* [REQUIRED WORK]: Copy the rows below verbatim, from the first row through the row that contains "Bar <box>182 309 278 335</box>", including both of those rows.

* [PROVIDED DATA]:
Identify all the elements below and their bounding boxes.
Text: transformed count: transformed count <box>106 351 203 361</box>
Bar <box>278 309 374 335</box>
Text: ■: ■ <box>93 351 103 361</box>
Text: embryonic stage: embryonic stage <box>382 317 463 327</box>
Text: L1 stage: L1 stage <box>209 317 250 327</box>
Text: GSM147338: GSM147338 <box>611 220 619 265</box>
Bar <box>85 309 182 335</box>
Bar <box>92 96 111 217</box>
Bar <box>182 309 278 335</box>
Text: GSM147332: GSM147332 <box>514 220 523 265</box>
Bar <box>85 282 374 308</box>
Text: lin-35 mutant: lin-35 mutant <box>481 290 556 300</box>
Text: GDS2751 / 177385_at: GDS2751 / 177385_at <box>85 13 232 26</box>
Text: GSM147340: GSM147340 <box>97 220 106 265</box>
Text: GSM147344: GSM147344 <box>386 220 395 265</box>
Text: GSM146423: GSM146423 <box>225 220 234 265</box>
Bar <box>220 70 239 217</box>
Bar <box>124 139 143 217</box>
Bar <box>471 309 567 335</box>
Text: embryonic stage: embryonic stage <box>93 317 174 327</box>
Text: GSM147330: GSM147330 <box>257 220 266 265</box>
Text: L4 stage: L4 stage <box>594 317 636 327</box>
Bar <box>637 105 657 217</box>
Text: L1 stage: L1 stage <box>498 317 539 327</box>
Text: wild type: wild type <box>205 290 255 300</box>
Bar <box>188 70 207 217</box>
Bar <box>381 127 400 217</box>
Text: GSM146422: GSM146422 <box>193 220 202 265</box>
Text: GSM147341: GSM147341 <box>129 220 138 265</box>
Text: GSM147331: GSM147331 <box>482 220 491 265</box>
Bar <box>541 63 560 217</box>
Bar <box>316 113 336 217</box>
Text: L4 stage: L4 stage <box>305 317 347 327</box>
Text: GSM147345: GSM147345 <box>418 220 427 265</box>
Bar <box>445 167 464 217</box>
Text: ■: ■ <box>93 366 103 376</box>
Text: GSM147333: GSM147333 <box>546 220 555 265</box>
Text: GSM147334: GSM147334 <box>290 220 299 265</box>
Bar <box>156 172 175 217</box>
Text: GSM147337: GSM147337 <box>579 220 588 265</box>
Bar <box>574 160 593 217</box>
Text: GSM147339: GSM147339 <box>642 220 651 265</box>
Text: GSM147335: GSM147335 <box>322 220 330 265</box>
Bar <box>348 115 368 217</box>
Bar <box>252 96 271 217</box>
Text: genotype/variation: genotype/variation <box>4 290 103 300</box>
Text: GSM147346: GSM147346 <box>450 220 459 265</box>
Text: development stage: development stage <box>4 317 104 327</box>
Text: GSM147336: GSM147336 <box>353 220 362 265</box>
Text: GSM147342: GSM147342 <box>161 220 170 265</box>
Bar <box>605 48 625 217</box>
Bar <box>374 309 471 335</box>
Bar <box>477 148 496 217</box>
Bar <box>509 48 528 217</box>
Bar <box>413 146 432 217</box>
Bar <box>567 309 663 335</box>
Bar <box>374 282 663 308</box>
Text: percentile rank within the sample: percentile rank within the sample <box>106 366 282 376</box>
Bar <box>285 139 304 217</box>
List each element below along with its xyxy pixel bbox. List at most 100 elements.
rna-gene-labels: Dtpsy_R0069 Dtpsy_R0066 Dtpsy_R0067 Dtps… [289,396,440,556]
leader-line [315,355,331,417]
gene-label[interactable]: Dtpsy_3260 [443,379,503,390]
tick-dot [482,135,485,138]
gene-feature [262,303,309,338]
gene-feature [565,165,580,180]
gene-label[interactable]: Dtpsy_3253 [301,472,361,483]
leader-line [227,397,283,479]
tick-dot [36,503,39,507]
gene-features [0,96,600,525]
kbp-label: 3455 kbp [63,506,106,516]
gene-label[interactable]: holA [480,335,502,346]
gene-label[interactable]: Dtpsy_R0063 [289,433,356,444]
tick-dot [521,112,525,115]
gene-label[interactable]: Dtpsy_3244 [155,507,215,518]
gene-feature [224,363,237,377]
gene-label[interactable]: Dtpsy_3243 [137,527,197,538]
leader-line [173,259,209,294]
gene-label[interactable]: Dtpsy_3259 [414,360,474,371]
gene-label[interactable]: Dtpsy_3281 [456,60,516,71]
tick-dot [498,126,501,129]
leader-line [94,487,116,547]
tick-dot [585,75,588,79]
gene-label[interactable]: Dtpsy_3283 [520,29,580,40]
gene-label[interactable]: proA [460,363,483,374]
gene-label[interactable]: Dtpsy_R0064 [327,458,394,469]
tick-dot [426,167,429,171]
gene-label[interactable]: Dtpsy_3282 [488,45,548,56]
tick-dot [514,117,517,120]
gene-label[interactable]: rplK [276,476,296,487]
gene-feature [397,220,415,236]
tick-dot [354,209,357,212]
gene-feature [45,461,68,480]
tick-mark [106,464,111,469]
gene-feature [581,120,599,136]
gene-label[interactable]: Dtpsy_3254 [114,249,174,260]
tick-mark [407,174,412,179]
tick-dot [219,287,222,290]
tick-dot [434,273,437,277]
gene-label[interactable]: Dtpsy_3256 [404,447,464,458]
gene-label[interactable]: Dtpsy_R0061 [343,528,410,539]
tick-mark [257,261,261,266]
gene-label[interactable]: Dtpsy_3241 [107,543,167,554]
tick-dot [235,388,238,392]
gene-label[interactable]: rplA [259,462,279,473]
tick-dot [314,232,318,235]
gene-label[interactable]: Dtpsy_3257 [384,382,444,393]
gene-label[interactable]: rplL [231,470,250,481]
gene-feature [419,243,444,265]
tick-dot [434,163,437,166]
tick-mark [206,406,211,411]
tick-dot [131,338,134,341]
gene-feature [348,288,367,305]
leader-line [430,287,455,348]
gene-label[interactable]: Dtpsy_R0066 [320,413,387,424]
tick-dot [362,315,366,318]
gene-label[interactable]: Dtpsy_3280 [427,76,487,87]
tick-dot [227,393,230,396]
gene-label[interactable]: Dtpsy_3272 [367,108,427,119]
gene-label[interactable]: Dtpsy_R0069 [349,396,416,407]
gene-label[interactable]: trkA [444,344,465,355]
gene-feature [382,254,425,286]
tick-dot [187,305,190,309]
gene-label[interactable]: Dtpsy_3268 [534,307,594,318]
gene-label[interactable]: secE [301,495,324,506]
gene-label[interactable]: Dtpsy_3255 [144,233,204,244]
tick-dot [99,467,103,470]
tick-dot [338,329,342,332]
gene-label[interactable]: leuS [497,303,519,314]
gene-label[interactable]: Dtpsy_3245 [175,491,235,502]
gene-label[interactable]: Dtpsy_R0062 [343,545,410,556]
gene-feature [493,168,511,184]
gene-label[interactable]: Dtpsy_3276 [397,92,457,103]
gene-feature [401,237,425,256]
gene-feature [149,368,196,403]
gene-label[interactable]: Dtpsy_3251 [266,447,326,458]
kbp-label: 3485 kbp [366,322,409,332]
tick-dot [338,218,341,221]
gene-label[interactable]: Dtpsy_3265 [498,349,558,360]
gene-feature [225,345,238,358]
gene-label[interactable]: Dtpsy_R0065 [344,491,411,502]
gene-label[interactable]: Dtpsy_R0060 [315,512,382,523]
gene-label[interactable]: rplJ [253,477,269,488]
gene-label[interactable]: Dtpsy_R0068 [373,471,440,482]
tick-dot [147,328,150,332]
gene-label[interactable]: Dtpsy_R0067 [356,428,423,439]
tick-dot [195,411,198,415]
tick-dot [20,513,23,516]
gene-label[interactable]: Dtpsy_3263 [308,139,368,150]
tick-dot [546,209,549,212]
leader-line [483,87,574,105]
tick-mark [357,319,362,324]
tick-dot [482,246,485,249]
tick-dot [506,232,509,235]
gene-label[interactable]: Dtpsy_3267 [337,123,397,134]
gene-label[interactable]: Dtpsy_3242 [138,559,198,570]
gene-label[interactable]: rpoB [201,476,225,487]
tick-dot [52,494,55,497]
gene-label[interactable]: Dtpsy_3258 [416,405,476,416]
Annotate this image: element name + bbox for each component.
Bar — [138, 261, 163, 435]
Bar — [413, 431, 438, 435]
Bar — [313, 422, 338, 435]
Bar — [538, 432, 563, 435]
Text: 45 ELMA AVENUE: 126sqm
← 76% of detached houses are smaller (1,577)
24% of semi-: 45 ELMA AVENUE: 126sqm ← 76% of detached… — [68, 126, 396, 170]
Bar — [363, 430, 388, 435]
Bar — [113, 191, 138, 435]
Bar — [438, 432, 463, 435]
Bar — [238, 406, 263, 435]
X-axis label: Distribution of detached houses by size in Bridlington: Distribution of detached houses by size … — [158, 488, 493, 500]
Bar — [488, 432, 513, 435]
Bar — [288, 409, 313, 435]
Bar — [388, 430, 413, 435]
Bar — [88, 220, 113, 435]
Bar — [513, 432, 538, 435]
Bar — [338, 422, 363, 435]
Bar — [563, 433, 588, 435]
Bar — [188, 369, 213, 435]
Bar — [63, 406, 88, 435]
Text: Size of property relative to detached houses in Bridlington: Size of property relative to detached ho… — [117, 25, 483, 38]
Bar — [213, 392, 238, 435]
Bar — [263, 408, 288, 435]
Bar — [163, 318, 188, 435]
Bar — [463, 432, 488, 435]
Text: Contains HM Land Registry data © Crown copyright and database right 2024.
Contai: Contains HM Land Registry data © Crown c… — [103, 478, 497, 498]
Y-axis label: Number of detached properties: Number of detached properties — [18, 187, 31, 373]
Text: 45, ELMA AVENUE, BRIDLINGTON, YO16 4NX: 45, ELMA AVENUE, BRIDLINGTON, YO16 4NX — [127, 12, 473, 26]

* [SOLUTION FOR THIS TASK]:
Identify all the elements below and their bounding boxes.
Text: transformed count: transformed count <box>106 351 203 361</box>
Bar <box>278 309 374 335</box>
Text: ■: ■ <box>93 351 103 361</box>
Text: embryonic stage: embryonic stage <box>382 317 463 327</box>
Text: L1 stage: L1 stage <box>209 317 250 327</box>
Text: GSM147338: GSM147338 <box>611 220 619 265</box>
Bar <box>85 309 182 335</box>
Bar <box>92 96 111 217</box>
Bar <box>182 309 278 335</box>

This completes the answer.